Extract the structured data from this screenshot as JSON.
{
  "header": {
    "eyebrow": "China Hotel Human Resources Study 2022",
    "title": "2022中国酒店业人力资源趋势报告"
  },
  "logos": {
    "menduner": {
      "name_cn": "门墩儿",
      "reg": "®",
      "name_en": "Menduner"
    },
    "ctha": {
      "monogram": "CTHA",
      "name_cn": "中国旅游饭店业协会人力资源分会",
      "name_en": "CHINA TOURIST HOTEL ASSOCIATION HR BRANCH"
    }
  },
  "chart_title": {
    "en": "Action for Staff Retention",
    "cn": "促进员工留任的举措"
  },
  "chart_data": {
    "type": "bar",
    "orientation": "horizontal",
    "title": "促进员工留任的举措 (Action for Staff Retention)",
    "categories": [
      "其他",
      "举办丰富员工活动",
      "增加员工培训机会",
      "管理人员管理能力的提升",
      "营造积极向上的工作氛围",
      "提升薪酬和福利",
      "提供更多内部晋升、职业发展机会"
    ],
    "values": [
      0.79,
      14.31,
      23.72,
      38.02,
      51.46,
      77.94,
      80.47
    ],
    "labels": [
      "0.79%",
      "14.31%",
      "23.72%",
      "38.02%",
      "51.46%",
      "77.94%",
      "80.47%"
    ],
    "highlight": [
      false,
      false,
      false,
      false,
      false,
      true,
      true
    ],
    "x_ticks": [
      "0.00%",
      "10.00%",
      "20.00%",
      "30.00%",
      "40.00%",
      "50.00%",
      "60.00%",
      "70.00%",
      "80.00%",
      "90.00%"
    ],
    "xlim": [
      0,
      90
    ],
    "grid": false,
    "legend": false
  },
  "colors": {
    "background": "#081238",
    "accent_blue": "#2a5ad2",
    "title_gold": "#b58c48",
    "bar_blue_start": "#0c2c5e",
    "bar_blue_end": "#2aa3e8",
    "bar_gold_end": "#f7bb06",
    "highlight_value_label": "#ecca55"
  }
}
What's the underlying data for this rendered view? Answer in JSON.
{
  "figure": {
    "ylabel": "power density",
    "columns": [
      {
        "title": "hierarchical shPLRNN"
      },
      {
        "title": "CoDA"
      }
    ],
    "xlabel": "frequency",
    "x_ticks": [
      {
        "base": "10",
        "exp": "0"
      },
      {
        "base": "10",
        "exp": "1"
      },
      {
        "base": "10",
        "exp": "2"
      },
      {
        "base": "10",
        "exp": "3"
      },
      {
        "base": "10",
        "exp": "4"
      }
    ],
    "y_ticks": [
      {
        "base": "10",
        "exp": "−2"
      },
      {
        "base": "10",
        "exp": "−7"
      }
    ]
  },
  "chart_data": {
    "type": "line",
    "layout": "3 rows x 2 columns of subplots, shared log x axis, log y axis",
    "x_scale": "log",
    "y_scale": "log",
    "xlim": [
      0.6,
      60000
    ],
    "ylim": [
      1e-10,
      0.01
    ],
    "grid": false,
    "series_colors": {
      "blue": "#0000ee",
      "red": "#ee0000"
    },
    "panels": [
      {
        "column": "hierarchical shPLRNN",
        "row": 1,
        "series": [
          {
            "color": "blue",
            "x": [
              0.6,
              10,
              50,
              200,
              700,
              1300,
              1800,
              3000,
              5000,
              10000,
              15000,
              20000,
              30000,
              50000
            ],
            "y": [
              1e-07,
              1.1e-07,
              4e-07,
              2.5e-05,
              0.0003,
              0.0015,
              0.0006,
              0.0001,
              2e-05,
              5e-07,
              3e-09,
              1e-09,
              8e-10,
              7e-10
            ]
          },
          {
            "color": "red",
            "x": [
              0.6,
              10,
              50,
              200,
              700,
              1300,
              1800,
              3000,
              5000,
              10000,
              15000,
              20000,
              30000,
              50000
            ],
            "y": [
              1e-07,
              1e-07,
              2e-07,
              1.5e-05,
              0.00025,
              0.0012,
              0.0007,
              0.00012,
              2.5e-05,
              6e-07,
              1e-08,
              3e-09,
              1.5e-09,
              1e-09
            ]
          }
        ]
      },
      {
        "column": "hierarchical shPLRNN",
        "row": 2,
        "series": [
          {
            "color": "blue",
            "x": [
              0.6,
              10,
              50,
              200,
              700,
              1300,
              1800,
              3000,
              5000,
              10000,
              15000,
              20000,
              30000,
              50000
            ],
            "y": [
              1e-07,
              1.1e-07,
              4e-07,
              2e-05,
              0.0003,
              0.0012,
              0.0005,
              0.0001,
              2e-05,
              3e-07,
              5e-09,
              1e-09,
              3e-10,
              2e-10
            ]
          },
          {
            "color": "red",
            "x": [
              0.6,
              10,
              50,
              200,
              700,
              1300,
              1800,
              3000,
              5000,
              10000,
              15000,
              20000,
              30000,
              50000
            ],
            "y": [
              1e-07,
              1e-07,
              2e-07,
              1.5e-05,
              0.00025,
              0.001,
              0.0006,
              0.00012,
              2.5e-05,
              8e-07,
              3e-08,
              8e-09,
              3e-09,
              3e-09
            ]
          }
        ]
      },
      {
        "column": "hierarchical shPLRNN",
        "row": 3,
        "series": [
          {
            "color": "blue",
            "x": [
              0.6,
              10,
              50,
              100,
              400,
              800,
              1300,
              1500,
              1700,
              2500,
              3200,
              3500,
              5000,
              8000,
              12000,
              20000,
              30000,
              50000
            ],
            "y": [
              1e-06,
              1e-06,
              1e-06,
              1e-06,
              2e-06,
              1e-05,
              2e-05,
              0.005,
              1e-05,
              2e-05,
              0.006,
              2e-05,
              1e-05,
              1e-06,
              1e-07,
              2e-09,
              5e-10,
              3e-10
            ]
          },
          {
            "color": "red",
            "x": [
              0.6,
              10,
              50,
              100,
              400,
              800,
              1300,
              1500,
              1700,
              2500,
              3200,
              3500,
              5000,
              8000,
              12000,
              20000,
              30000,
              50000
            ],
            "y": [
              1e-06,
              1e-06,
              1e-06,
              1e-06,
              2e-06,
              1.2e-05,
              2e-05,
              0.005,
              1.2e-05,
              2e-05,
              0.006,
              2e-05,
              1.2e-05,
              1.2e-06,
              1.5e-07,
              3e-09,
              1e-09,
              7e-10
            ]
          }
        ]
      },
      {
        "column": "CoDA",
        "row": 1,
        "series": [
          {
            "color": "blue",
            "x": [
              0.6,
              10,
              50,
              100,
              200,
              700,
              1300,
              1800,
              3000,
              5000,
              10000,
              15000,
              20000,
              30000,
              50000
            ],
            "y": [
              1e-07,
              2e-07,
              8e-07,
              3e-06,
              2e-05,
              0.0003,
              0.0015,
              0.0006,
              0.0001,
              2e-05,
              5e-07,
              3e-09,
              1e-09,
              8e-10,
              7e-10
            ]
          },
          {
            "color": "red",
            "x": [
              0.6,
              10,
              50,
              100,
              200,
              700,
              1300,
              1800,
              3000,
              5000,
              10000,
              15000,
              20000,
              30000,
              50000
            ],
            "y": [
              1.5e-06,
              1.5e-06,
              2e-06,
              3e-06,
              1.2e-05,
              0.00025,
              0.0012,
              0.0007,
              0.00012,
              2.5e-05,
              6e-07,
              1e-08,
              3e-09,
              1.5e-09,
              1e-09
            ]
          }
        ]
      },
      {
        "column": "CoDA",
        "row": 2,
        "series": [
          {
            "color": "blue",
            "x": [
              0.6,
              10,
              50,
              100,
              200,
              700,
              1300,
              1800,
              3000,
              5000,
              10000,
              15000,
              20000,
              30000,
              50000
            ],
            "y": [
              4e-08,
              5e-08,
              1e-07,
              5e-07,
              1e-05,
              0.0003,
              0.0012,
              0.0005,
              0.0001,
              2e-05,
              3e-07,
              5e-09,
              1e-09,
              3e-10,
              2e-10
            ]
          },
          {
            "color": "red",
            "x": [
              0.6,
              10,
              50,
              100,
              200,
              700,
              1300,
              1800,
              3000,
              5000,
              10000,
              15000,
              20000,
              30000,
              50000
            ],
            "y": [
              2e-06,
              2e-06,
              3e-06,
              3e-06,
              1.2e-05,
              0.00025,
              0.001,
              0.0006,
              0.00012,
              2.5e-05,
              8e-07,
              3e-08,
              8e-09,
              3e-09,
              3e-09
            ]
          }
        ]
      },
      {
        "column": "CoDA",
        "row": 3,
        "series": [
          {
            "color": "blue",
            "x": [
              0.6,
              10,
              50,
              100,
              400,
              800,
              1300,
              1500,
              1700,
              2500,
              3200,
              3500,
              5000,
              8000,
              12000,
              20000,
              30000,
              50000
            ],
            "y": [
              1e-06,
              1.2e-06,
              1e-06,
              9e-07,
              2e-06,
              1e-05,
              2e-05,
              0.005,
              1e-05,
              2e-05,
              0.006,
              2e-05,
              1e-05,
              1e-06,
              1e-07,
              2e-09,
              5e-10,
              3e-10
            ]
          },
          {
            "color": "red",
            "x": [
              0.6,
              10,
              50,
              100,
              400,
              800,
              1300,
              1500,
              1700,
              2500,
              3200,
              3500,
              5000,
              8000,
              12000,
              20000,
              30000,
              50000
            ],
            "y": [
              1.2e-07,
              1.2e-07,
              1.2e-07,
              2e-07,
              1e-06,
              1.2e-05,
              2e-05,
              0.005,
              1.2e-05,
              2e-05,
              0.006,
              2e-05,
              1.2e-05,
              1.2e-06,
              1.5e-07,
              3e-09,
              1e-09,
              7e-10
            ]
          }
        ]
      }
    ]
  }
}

# [What is required]
In the records, locate each line holding the string "Action" and copy it.

# [Exercise solution]
    "en": "Action for Staff Retention",
    "title": "促进员工留任的举措 (Action for Staff Retention)",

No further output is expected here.